**TASK OBJECTIVE:**
What is the number of lines in these entries that include "Output"? Write that number and no other text.

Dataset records

· · · · · · ·

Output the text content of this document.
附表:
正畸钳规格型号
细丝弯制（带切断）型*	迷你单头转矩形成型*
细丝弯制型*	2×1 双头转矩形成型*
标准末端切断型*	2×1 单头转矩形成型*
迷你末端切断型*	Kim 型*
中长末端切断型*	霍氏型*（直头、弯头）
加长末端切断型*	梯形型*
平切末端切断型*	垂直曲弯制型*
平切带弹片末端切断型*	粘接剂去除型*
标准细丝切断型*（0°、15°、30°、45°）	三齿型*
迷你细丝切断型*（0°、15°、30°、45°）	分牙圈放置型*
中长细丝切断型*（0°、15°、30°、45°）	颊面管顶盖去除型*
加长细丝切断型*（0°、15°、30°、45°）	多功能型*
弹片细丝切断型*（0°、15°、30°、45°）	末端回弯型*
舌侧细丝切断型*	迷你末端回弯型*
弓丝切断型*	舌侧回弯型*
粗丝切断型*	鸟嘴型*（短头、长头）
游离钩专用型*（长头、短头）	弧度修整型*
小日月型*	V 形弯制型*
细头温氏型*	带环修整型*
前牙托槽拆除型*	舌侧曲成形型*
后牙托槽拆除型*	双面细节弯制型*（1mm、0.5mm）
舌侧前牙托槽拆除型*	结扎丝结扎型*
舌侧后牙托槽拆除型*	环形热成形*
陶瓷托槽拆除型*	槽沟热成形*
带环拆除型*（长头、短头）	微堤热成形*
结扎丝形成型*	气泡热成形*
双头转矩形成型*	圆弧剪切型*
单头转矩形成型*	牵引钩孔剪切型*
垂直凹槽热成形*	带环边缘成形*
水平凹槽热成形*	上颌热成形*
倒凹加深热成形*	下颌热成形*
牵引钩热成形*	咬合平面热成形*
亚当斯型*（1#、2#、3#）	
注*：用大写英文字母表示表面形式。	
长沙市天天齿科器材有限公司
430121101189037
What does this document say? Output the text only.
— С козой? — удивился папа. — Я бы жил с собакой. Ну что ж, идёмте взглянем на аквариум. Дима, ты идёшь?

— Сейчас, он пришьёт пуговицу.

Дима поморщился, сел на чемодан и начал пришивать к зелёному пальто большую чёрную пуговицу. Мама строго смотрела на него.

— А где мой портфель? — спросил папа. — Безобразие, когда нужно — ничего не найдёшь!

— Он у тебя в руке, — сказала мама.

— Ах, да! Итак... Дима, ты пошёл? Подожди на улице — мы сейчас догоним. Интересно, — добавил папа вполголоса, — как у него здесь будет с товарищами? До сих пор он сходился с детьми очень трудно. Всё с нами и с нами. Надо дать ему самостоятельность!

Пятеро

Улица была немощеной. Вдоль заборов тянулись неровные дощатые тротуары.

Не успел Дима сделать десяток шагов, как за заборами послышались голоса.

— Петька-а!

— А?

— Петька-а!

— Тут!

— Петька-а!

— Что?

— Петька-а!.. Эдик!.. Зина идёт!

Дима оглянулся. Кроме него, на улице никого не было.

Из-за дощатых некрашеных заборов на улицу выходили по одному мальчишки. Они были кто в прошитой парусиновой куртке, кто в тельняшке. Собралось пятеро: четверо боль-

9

· · · · · · ·

**FINAL RESULT:**
2